→ **DATA TO PROCESS**:

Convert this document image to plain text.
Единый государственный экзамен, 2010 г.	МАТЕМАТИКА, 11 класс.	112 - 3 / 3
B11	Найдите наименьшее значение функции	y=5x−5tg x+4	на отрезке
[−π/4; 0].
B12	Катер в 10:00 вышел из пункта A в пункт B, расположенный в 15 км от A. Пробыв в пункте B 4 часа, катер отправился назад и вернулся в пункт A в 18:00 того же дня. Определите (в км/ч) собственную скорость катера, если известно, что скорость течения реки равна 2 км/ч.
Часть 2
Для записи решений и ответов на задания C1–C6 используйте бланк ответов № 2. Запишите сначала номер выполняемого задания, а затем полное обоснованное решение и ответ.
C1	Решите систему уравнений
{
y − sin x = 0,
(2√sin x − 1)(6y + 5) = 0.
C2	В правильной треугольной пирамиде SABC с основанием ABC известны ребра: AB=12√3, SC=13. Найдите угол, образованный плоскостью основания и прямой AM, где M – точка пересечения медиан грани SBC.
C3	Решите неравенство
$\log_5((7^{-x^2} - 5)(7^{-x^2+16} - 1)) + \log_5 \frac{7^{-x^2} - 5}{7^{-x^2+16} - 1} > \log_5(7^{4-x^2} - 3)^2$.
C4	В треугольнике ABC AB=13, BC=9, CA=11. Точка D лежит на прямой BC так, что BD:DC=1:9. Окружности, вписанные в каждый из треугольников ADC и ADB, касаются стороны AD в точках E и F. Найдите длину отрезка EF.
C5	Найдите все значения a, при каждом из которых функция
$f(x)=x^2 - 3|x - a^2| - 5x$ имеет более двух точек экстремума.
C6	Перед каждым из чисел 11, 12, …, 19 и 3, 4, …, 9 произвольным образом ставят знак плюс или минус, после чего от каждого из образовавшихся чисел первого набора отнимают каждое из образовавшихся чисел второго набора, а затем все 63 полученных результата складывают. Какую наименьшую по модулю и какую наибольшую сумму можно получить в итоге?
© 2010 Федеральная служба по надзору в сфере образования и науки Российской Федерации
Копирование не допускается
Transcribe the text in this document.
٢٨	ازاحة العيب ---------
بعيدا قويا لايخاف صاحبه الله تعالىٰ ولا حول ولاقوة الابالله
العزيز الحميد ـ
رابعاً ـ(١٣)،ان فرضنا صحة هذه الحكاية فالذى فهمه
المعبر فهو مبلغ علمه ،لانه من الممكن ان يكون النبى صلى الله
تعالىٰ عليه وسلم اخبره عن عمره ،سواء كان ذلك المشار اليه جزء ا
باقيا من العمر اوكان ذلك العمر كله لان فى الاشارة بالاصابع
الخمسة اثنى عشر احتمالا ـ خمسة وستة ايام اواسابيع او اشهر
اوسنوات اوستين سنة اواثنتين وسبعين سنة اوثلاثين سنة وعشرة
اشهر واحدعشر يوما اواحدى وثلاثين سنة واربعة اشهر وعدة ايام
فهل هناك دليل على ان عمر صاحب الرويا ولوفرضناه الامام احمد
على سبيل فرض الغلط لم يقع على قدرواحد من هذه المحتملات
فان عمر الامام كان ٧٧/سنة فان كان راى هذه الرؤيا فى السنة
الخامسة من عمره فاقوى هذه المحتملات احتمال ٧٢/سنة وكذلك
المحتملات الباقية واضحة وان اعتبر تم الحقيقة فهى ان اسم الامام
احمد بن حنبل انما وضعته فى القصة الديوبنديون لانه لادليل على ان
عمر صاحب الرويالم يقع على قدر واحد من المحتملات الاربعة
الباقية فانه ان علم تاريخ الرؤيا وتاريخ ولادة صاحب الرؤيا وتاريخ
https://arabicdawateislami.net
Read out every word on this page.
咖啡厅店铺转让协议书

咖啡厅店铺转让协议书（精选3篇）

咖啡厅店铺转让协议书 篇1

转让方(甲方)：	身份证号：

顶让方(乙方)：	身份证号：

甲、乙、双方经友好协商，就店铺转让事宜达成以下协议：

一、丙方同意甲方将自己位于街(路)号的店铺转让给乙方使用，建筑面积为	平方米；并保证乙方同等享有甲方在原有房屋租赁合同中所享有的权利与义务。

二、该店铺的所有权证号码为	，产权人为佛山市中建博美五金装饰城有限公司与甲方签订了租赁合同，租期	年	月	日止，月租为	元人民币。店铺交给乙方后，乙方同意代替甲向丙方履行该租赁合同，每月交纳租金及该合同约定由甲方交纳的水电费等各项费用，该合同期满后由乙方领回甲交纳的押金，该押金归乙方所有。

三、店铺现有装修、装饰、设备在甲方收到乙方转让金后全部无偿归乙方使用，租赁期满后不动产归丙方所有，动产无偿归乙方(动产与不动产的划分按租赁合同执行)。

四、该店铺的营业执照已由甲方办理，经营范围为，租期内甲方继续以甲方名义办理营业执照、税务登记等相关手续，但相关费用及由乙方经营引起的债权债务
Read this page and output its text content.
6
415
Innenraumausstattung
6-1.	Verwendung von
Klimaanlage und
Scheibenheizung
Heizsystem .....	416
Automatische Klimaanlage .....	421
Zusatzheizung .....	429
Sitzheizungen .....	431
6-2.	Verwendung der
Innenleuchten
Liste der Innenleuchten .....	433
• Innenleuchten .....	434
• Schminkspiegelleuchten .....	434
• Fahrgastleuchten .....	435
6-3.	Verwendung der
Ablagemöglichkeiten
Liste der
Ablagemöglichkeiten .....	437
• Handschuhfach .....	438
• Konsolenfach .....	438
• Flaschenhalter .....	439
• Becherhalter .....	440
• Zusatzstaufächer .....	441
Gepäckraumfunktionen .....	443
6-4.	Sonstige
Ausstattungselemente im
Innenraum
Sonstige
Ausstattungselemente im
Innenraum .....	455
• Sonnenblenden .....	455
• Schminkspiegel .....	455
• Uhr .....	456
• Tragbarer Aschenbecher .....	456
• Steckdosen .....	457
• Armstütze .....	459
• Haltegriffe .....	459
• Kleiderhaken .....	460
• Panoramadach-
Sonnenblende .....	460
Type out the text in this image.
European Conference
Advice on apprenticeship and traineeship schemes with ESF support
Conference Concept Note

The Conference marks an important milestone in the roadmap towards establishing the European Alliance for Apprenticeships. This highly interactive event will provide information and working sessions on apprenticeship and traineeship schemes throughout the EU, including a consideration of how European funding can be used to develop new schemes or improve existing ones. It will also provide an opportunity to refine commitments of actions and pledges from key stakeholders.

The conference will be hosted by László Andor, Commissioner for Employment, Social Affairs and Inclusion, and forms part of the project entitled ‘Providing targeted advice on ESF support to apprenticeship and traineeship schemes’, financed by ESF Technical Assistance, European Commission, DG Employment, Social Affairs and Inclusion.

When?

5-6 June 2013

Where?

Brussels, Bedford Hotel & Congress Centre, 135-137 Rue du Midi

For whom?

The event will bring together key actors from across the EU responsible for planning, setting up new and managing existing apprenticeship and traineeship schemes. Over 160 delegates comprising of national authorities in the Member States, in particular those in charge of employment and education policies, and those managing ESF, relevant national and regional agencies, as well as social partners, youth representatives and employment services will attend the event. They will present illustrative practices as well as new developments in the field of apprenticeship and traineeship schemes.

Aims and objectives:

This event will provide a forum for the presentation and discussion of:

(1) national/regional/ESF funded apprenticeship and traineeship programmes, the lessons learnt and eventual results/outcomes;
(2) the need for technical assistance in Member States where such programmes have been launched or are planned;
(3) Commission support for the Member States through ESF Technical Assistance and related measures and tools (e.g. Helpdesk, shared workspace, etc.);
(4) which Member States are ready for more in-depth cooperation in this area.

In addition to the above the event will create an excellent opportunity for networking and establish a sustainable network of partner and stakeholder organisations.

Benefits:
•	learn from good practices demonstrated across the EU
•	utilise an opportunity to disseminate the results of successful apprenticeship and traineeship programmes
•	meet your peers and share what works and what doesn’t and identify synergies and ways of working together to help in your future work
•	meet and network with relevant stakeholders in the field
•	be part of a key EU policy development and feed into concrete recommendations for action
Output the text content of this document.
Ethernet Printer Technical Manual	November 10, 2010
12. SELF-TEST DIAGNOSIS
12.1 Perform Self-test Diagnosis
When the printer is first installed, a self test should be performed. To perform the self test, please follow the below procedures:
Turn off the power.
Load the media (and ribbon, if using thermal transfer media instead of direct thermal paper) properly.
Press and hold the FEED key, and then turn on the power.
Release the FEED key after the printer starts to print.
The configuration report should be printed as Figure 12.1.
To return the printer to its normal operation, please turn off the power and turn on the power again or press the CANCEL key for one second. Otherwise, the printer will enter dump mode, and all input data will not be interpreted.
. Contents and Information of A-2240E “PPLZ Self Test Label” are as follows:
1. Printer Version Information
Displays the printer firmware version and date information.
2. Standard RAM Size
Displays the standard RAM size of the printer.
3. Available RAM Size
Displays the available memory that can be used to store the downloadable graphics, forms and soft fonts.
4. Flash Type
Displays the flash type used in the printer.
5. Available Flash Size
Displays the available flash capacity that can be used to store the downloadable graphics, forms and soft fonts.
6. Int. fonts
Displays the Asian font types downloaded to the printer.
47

→ **INSTRUCTION**: Go through the listing above line by line and say how many lines hold the word "When". Reply with that number only.

→ **CORRECT RESPONSE**: 2